Items from a dataset

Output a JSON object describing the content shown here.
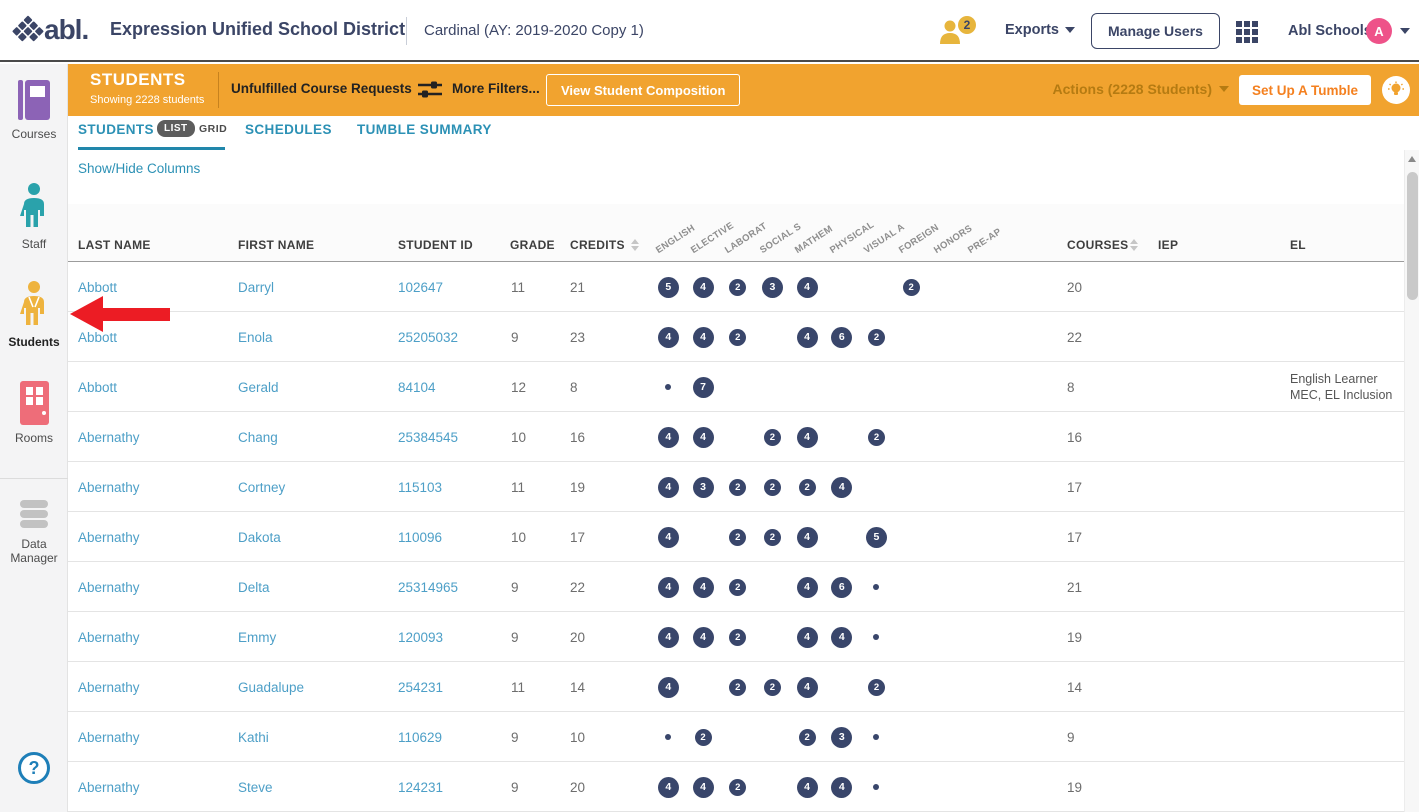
{
  "header": {
    "logo_text": "abl.",
    "district": "Expression Unified School District",
    "context": "Cardinal (AY: 2019-2020 Copy 1)",
    "users_badge_count": "2",
    "exports_label": "Exports",
    "manage_users_label": "Manage Users",
    "account_name": "Abl Schools",
    "avatar_letter": "A"
  },
  "sidebar": {
    "items": [
      {
        "label": "Courses",
        "icon": "book-icon",
        "color": "#8c63b6"
      },
      {
        "label": "Staff",
        "icon": "person-icon",
        "color": "#2aa2ab"
      },
      {
        "label": "Students",
        "icon": "student-icon",
        "color": "#eeb33e",
        "active": true
      },
      {
        "label": "Rooms",
        "icon": "door-icon",
        "color": "#ee6d79"
      },
      {
        "label": "Data Manager",
        "icon": "database-icon",
        "color": "#c2c2c2"
      }
    ],
    "help_label": "?"
  },
  "action_bar": {
    "title": "STUDENTS",
    "subtitle": "Showing 2228 students",
    "unfulfilled_label": "Unfulfilled Course Requests",
    "more_filters_label": "More Filters...",
    "view_composition_label": "View Student Composition",
    "actions_label": "Actions (2228 Students)",
    "set_up_tumble_label": "Set Up A Tumble"
  },
  "tabs": {
    "students_label": "STUDENTS",
    "list_label": "LIST",
    "grid_label": "GRID",
    "schedules_label": "SCHEDULES",
    "tumble_summary_label": "TUMBLE SUMMARY",
    "show_hide_label": "Show/Hide Columns"
  },
  "table": {
    "columns": [
      "LAST NAME",
      "FIRST NAME",
      "STUDENT ID",
      "GRADE",
      "CREDITS"
    ],
    "subject_columns": [
      "ENGLISH",
      "ELECTIVE",
      "LABORAT",
      "SOCIAL S",
      "MATHEM",
      "PHYSICAL",
      "VISUAL A",
      "FOREIGN",
      "HONORS",
      "PRE-AP"
    ],
    "courses_label": "COURSES",
    "iep_label": "IEP",
    "el_label": "EL",
    "rows": [
      {
        "last": "Abbott",
        "first": "Darryl",
        "id": "102647",
        "grade": "11",
        "credits": "21",
        "subjects": [
          5,
          4,
          2,
          3,
          4,
          null,
          null,
          2,
          null,
          null
        ],
        "courses": "20",
        "iep": "",
        "el": []
      },
      {
        "last": "Abbott",
        "first": "Enola",
        "id": "25205032",
        "grade": "9",
        "credits": "23",
        "subjects": [
          4,
          4,
          2,
          null,
          4,
          6,
          2,
          null,
          null,
          null
        ],
        "courses": "22",
        "iep": "",
        "el": []
      },
      {
        "last": "Abbott",
        "first": "Gerald",
        "id": "84104",
        "grade": "12",
        "credits": "8",
        "subjects": [
          0,
          7,
          null,
          null,
          null,
          null,
          null,
          null,
          null,
          null
        ],
        "courses": "8",
        "iep": "",
        "el": [
          "English Learner",
          "MEC, EL Inclusion"
        ]
      },
      {
        "last": "Abernathy",
        "first": "Chang",
        "id": "25384545",
        "grade": "10",
        "credits": "16",
        "subjects": [
          4,
          4,
          null,
          2,
          4,
          null,
          2,
          null,
          null,
          null
        ],
        "courses": "16",
        "iep": "",
        "el": []
      },
      {
        "last": "Abernathy",
        "first": "Cortney",
        "id": "115103",
        "grade": "11",
        "credits": "19",
        "subjects": [
          4,
          3,
          2,
          2,
          2,
          4,
          null,
          null,
          null,
          null
        ],
        "courses": "17",
        "iep": "",
        "el": []
      },
      {
        "last": "Abernathy",
        "first": "Dakota",
        "id": "110096",
        "grade": "10",
        "credits": "17",
        "subjects": [
          4,
          null,
          2,
          2,
          4,
          null,
          5,
          null,
          null,
          null
        ],
        "courses": "17",
        "iep": "",
        "el": []
      },
      {
        "last": "Abernathy",
        "first": "Delta",
        "id": "25314965",
        "grade": "9",
        "credits": "22",
        "subjects": [
          4,
          4,
          2,
          null,
          4,
          6,
          0,
          null,
          null,
          null
        ],
        "courses": "21",
        "iep": "",
        "el": []
      },
      {
        "last": "Abernathy",
        "first": "Emmy",
        "id": "120093",
        "grade": "9",
        "credits": "20",
        "subjects": [
          4,
          4,
          2,
          null,
          4,
          4,
          0,
          null,
          null,
          null
        ],
        "courses": "19",
        "iep": "",
        "el": []
      },
      {
        "last": "Abernathy",
        "first": "Guadalupe",
        "id": "254231",
        "grade": "11",
        "credits": "14",
        "subjects": [
          4,
          null,
          2,
          2,
          4,
          null,
          2,
          null,
          null,
          null
        ],
        "courses": "14",
        "iep": "",
        "el": []
      },
      {
        "last": "Abernathy",
        "first": "Kathi",
        "id": "110629",
        "grade": "9",
        "credits": "10",
        "subjects": [
          0,
          2,
          null,
          null,
          2,
          3,
          0,
          null,
          null,
          null
        ],
        "courses": "9",
        "iep": "",
        "el": []
      },
      {
        "last": "Abernathy",
        "first": "Steve",
        "id": "124231",
        "grade": "9",
        "credits": "20",
        "subjects": [
          4,
          4,
          2,
          null,
          4,
          4,
          0,
          null,
          null,
          null
        ],
        "courses": "19",
        "iep": "",
        "el": []
      }
    ]
  },
  "colors": {
    "accent_orange": "#f1a32f",
    "navy": "#3b4566",
    "badge_navy": "#39466b",
    "tab_teal": "#2c91b5",
    "link_blue": "#4d9fc7",
    "arrow_red": "#ec1c24",
    "avatar_pink": "#ee5289",
    "gold": "#e7b53c"
  }
}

▶ [What to produce]:
Restate the entire listing word for word, excluding pictures.

▶ [Answer to this problem]:
Output a JSON object describing the content shown here.
{
  "header": {
    "logo_text": "abl.",
    "district": "Expression Unified School District",
    "context": "Cardinal (AY: 2019-2020 Copy 1)",
    "users_badge_count": "2",
    "exports_label": "Exports",
    "manage_users_label": "Manage Users",
    "account_name": "Abl Schools",
    "avatar_letter": "A"
  },
  "sidebar": {
    "items": [
      {
        "label": "Courses",
        "icon": "book-icon",
        "color": "#8c63b6"
      },
      {
        "label": "Staff",
        "icon": "person-icon",
        "color": "#2aa2ab"
      },
      {
        "label": "Students",
        "icon": "student-icon",
        "color": "#eeb33e",
        "active": true
      },
      {
        "label": "Rooms",
        "icon": "door-icon",
        "color": "#ee6d79"
      },
      {
        "label": "Data Manager",
        "icon": "database-icon",
        "color": "#c2c2c2"
      }
    ],
    "help_label": "?"
  },
  "action_bar": {
    "title": "STUDENTS",
    "subtitle": "Showing 2228 students",
    "unfulfilled_label": "Unfulfilled Course Requests",
    "more_filters_label": "More Filters...",
    "view_composition_label": "View Student Composition",
    "actions_label": "Actions (2228 Students)",
    "set_up_tumble_label": "Set Up A Tumble"
  },
  "tabs": {
    "students_label": "STUDENTS",
    "list_label": "LIST",
    "grid_label": "GRID",
    "schedules_label": "SCHEDULES",
    "tumble_summary_label": "TUMBLE SUMMARY",
    "show_hide_label": "Show/Hide Columns"
  },
  "table": {
    "columns": [
      "LAST NAME",
      "FIRST NAME",
      "STUDENT ID",
      "GRADE",
      "CREDITS"
    ],
    "subject_columns": [
      "ENGLISH",
      "ELECTIVE",
      "LABORAT",
      "SOCIAL S",
      "MATHEM",
      "PHYSICAL",
      "VISUAL A",
      "FOREIGN",
      "HONORS",
      "PRE-AP"
    ],
    "courses_label": "COURSES",
    "iep_label": "IEP",
    "el_label": "EL",
    "rows": [
      {
        "last": "Abbott",
        "first": "Darryl",
        "id": "102647",
        "grade": "11",
        "credits": "21",
        "subjects": [
          5,
          4,
          2,
          3,
          4,
          null,
          null,
          2,
          null,
          null
        ],
        "courses": "20",
        "iep": "",
        "el": []
      },
      {
        "last": "Abbott",
        "first": "Enola",
        "id": "25205032",
        "grade": "9",
        "credits": "23",
        "subjects": [
          4,
          4,
          2,
          null,
          4,
          6,
          2,
          null,
          null,
          null
        ],
        "courses": "22",
        "iep": "",
        "el": []
      },
      {
        "last": "Abbott",
        "first": "Gerald",
        "id": "84104",
        "grade": "12",
        "credits": "8",
        "subjects": [
          0,
          7,
          null,
          null,
          null,
          null,
          null,
          null,
          null,
          null
        ],
        "courses": "8",
        "iep": "",
        "el": [
          "English Learner",
          "MEC, EL Inclusion"
        ]
      },
      {
        "last": "Abernathy",
        "first": "Chang",
        "id": "25384545",
        "grade": "10",
        "credits": "16",
        "subjects": [
          4,
          4,
          null,
          2,
          4,
          null,
          2,
          null,
          null,
          null
        ],
        "courses": "16",
        "iep": "",
        "el": []
      },
      {
        "last": "Abernathy",
        "first": "Cortney",
        "id": "115103",
        "grade": "11",
        "credits": "19",
        "subjects": [
          4,
          3,
          2,
          2,
          2,
          4,
          null,
          null,
          null,
          null
        ],
        "courses": "17",
        "iep": "",
        "el": []
      },
      {
        "last": "Abernathy",
        "first": "Dakota",
        "id": "110096",
        "grade": "10",
        "credits": "17",
        "subjects": [
          4,
          null,
          2,
          2,
          4,
          null,
          5,
          null,
          null,
          null
        ],
        "courses": "17",
        "iep": "",
        "el": []
      },
      {
        "last": "Abernathy",
        "first": "Delta",
        "id": "25314965",
        "grade": "9",
        "credits": "22",
        "subjects": [
          4,
          4,
          2,
          null,
          4,
          6,
          0,
          null,
          null,
          null
        ],
        "courses": "21",
        "iep": "",
        "el": []
      },
      {
        "last": "Abernathy",
        "first": "Emmy",
        "id": "120093",
        "grade": "9",
        "credits": "20",
        "subjects": [
          4,
          4,
          2,
          null,
          4,
          4,
          0,
          null,
          null,
          null
        ],
        "courses": "19",
        "iep": "",
        "el": []
      },
      {
        "last": "Abernathy",
        "first": "Guadalupe",
        "id": "254231",
        "grade": "11",
        "credits": "14",
        "subjects": [
          4,
          null,
          2,
          2,
          4,
          null,
          2,
          null,
          null,
          null
        ],
        "courses": "14",
        "iep": "",
        "el": []
      },
      {
        "last": "Abernathy",
        "first": "Kathi",
        "id": "110629",
        "grade": "9",
        "credits": "10",
        "subjects": [
          0,
          2,
          null,
          null,
          2,
          3,
          0,
          null,
          null,
          null
        ],
        "courses": "9",
        "iep": "",
        "el": []
      },
      {
        "last": "Abernathy",
        "first": "Steve",
        "id": "124231",
        "grade": "9",
        "credits": "20",
        "subjects": [
          4,
          4,
          2,
          null,
          4,
          4,
          0,
          null,
          null,
          null
        ],
        "courses": "19",
        "iep": "",
        "el": []
      }
    ]
  },
  "colors": {
    "accent_orange": "#f1a32f",
    "navy": "#3b4566",
    "badge_navy": "#39466b",
    "tab_teal": "#2c91b5",
    "link_blue": "#4d9fc7",
    "arrow_red": "#ec1c24",
    "avatar_pink": "#ee5289",
    "gold": "#e7b53c"
  }
}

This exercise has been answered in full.